Excerpts from a figure dataset
----

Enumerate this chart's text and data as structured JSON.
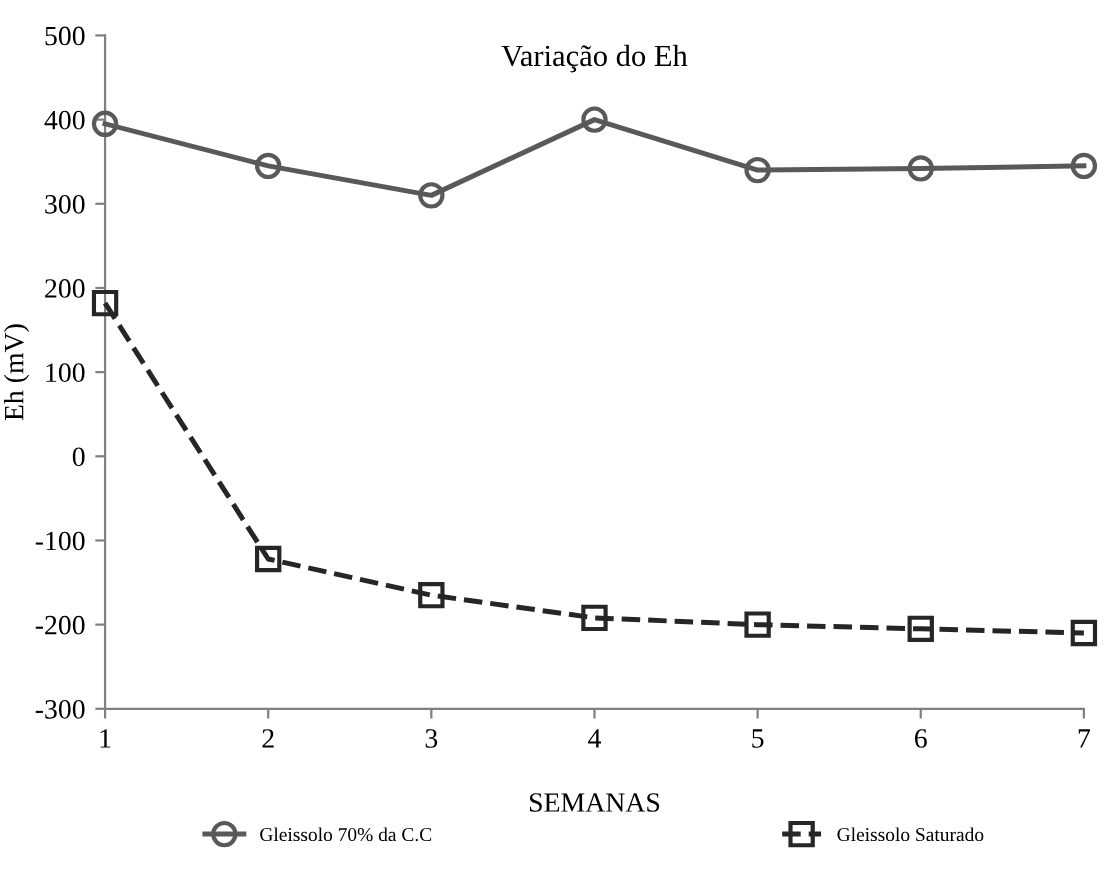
{
  "chart_data": {
    "type": "line",
    "title": "Variação do Eh",
    "xlabel": "SEMANAS",
    "ylabel": "Eh (mV)",
    "x": [
      1,
      2,
      3,
      4,
      5,
      6,
      7
    ],
    "series": [
      {
        "name": "Gleissolo 70% da C.C",
        "color": "#595959",
        "marker": "circle",
        "line_style": "solid",
        "values": [
          395,
          345,
          310,
          400,
          340,
          342,
          345
        ]
      },
      {
        "name": "Gleissolo Saturado",
        "color": "#262626",
        "marker": "square",
        "line_style": "dashed",
        "values": [
          182,
          -122,
          -165,
          -192,
          -200,
          -205,
          -210
        ]
      }
    ],
    "xlim": [
      1,
      7
    ],
    "xticks": [
      1,
      2,
      3,
      4,
      5,
      6,
      7
    ],
    "ylim": [
      -300,
      500
    ],
    "yticks": [
      -300,
      -200,
      -100,
      0,
      100,
      200,
      300,
      400,
      500
    ],
    "grid": false,
    "legend": "bottom"
  }
}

----

### [Task to complete]
Collect each line above holding the string "Gleissolo".

### [Output of the exercise]
        "name": "Gleissolo 70% da C.C",
        "name": "Gleissolo Saturado",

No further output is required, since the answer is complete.